Quote the listing below in its entirety.

Entries from a dataset:
----
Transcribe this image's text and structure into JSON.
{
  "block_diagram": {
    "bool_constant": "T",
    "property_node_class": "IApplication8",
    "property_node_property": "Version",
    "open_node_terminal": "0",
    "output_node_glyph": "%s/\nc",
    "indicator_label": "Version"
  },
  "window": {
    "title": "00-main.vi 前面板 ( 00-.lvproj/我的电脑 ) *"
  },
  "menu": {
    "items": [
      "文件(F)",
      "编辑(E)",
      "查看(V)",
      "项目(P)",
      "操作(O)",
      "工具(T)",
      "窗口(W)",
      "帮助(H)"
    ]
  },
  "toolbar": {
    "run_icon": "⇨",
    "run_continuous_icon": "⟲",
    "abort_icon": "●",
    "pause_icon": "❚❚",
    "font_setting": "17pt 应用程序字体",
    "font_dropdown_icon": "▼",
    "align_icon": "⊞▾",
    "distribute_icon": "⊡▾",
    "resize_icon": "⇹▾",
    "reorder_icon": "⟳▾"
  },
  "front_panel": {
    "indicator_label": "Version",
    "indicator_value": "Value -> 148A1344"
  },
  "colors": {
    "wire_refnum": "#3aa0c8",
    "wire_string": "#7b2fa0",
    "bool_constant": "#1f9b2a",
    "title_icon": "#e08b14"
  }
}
----
=== Full output ===
Transcribe this image's text and structure into JSON.
{
  "block_diagram": {
    "bool_constant": "T",
    "property_node_class": "IApplication8",
    "property_node_property": "Version",
    "open_node_terminal": "0",
    "output_node_glyph": "%s/\nc",
    "indicator_label": "Version"
  },
  "window": {
    "title": "00-main.vi 前面板 ( 00-.lvproj/我的电脑 ) *"
  },
  "menu": {
    "items": [
      "文件(F)",
      "编辑(E)",
      "查看(V)",
      "项目(P)",
      "操作(O)",
      "工具(T)",
      "窗口(W)",
      "帮助(H)"
    ]
  },
  "toolbar": {
    "run_icon": "⇨",
    "run_continuous_icon": "⟲",
    "abort_icon": "●",
    "pause_icon": "❚❚",
    "font_setting": "17pt 应用程序字体",
    "font_dropdown_icon": "▼",
    "align_icon": "⊞▾",
    "distribute_icon": "⊡▾",
    "resize_icon": "⇹▾",
    "reorder_icon": "⟳▾"
  },
  "front_panel": {
    "indicator_label": "Version",
    "indicator_value": "Value -> 148A1344"
  },
  "colors": {
    "wire_refnum": "#3aa0c8",
    "wire_string": "#7b2fa0",
    "bool_constant": "#1f9b2a",
    "title_icon": "#e08b14"
  }
}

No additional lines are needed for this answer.